Zu bearbeitende Aufgaben »
• 1. Schreiben Sie aus dem Text über die Situationisten die Passage von „Meine Mutter konnte“ bis einschließlich „Schauspieler. Beim Einkaufen.“ wortgetreu ab.
• 2. Führen Sie den Text über die Situationisten im Anschluss an seinen letzten Satz weiter.

Vorliegender Text »

Meine Mutter konnte sie nicht leiden.“
Die Situationisten: Diese Intellektuellen, die nicht nur die Linke, sondern
auch die Popkultur beeinflusste, seien die Ersten gewesen, die das Denken
von Marx aktualisierten, meint Kotanyi. Marx habe sich mit der Herrschaft
der Ware beschäftigt. Die Situationisten analysierten, dass der
Kapitalismus nicht mehr vom Warenfetischismus angetrieben werde, sondern
vom Spektakel. „Wir sind doch alle nur noch Schauspieler. Beim Einkaufen.
Im Autoverkehr. Im Parlament. Alles ist nur noch Spektakel und die Menschen
sind Statisten“, sagt er. Die Situationisten haben ihre Ideen in poetischen
Parolen verdichtet. „Arbeitet nie!“ ist so eine. Oder: „Unter dem Pflaster
liegt der Strand.“ Damit wollte man, erklärt Kotanyi, die Diktatur, das
Spektakel des Autoverkehrs stören. Nachdem die Parole auf Wände in Paris
gesprüht worden war, hätten Leute nachts das Pflaster des Boulevards Saint
Michel aufgerissen. „Sie haben die Parolen verstanden.“
Der Riss: „Die Situationisten wollten nicht die Macht im Staat, sondern die
Macht im Alltag zurück.“ Mit dieser Forderung hätten sie maßgeblich die
Studentenrevolten in Paris ab Mai 68 beeinflusst. Die Studierenden gingen
nicht mehr in die Vorlesungen, sondern besetzten die Hörsäle und sprachen
über alles. „Was ist Alltag? Nicht dass ich ein Buch schreibe, sondern dass
wir über interessante Sachen reden.“ Die Kulturindustrie entfremde uns von
uns selbst. Deshalb hätten [2][die Situationisten] auch nie definiert, was
sie eine Situation nannten. „Sie ist ein Riss im Spektakel“, erklärt
Kotany. Als Kind hätte er die Ideen der Situationisten aufgesogen, ohne sie
zu verstehen. „‚Lass‘“, sagte meine Mutter zu meinem Vater, die Kinder
verstehen es nicht.' ‚Jetzt nicht, aber später‘, antwortete der.“
Die Gegner: Solchermaßen durcheinandergebracht in der Kindheit, habe er
dann Physik studiert. „Ich wurde von den Situs beauftragt, die Gegner
kennenzulernen. Denn Wissenschaft ist auch Spektakel.“ Die Physik sei
faszinierend, aber er wollte eigentlich kein Physiker sein. „Als Generation
nach Hiroshima wussten wir, Physiker sollen Waffen bauen.“ Die Astrophysik
schien ein Ausweg. Eine Zeitlang arbeitete Kotanyi in Sternwarten rund um
den Globus, erforschte schwarze Löcher. „Die Natur weiß Dinge, zu denen wir
unfähig sind.“ Kernfusion etwa. „Kernfusion, das ist die Sonne, und
Kernspaltung die Bombe.“ Als die Astrophysik unter Ronald Reagan ab 1985 in
den Fokus der Kriegsführung rutscht, Stichwort: Krieg der Sterne, gibt er
den Beruf auf. „Ich bin hiroshimatraumatisiert.“ Ob er keine Angst habe,
vor dem Nichts zu stehen, habe eine Kollegin damals gefragt. „Doch, schon.“
Seine Ehe sei kaputtgegangen daran.

Gegebene Daten »
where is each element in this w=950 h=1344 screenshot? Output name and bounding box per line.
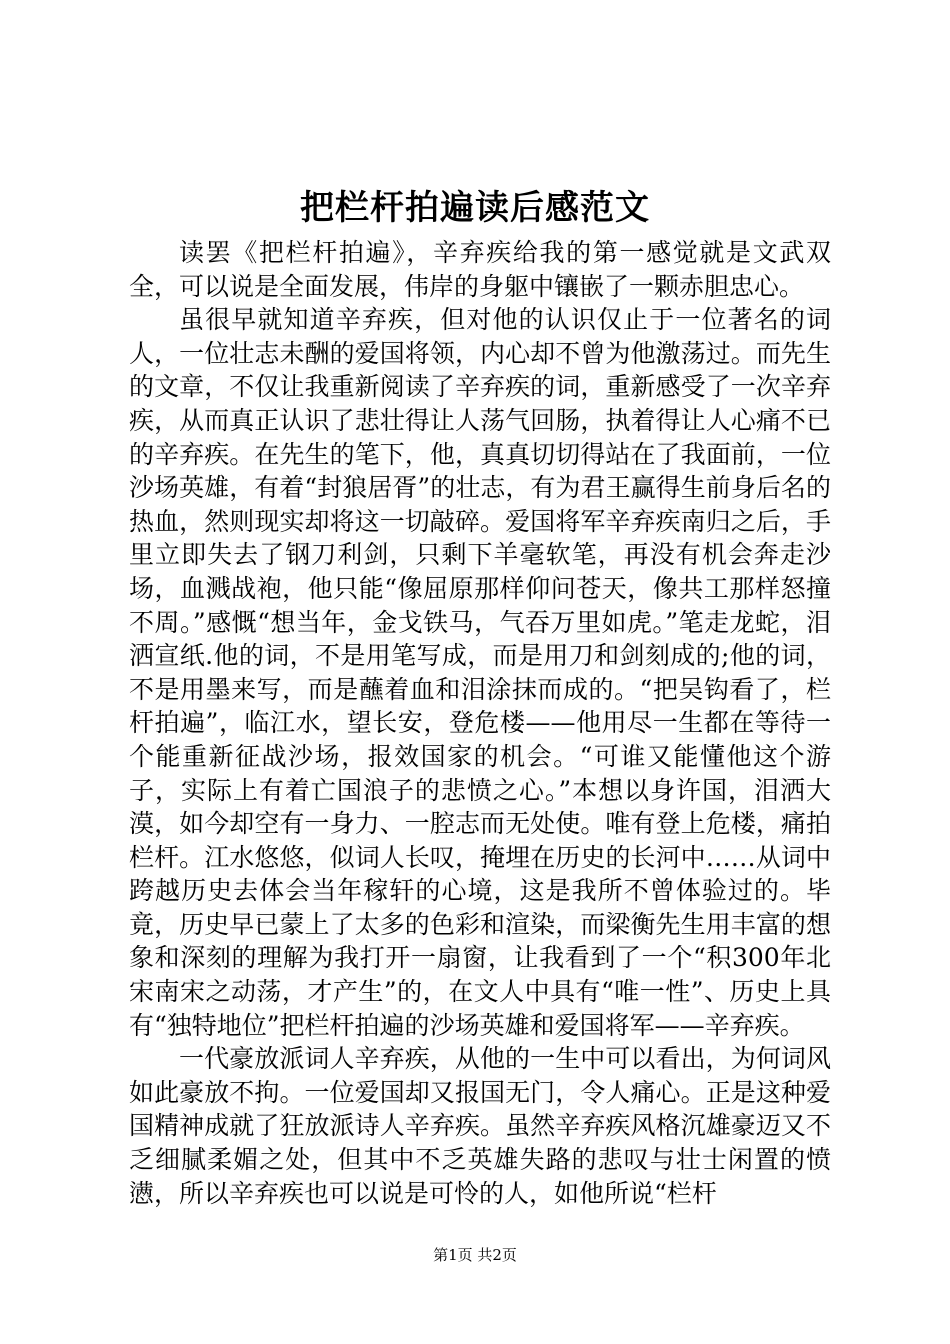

Erwartete Ergebnisse »
• 1.
Meine Mutter konnte sie nicht leiden.“
Die Situationisten: Diese Intellektuellen, die nicht nur die Linke, sondern
auch die Popkultur beeinflusste, seien die Ersten gewesen, die das Denken
von Marx aktualisierten, meint Kotanyi. Marx habe sich mit der Herrschaft
der Ware beschäftigt. Die Situationisten analysierten, dass der
Kapitalismus nicht mehr vom Warenfetischismus angetrieben werde, sondern
vom Spektakel. „Wir sind doch alle nur noch Schauspieler. Beim Einkaufen.

• 2.
Der Kreis: Bald nachdem er die Astrophysik aufgibt, fällt mit der Wende der
Eiserne Vorhang. Kotanyi geht nach Ungarn zurück, hält sich mit der
Übersetzung von Bedienungsanleitungen für Traktoren über Wasser. Und er
bekommt endlich Zugang zu den Schriften ungarischer Philosophen, von denen
sein Vater beeinflusst war und die von ihrem Denken her die Vorläufer der
Situationisten waren. Dass Kotanyi deren Schriften jetzt übersetzt und
kommentiert, schließt den Kreis. Im Laufe dieser Studien gerät er nach
Berlin und lernt seine Elise kennen.
Verbundenheit: Die zwei haben sofort gemerkt, dass sie seelenverwandt sind.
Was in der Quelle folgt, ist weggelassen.